YOUR GOAL:
Give the total number of lines with the word "this" in them, and no other words.

** Start of RECORDS FOR THE TASK **

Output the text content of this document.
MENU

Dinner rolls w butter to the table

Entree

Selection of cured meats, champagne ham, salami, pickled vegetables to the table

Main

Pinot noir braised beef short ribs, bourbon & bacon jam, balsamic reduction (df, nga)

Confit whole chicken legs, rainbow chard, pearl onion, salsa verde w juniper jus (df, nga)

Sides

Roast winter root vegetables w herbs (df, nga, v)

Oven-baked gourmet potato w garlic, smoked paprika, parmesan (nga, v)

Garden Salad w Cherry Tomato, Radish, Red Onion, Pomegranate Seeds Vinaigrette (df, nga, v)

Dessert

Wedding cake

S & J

** End of RECORDS FOR THE TASK **
** Start of RECORDS FOR THE TASK **

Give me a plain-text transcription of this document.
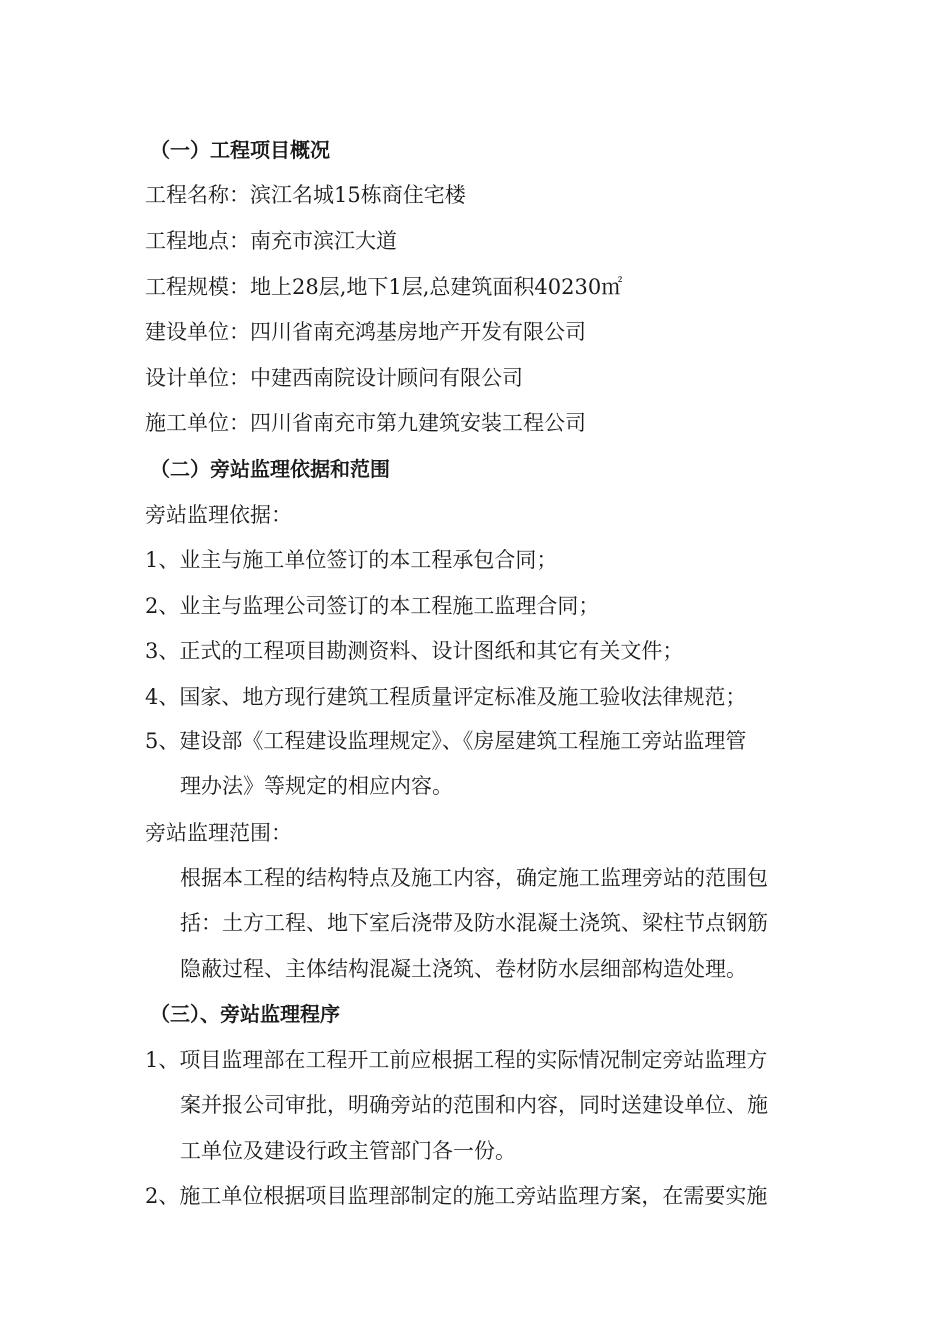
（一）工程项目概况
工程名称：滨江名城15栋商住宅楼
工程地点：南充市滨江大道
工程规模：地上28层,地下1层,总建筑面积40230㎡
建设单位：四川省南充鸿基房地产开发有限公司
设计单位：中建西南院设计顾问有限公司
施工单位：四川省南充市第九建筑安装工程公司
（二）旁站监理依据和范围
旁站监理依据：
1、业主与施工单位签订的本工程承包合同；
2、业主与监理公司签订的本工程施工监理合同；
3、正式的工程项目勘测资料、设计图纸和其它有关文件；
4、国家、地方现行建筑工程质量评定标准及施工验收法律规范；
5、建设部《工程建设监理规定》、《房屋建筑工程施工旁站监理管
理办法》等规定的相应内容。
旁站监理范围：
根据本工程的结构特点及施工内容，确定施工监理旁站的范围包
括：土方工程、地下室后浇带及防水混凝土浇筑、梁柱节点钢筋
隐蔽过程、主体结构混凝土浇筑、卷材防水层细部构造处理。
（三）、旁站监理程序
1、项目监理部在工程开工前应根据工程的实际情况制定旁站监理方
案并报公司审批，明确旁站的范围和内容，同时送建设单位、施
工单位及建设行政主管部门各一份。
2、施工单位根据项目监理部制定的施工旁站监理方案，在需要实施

** End of RECORDS FOR THE TASK **

WRITTEN ANSWER:
2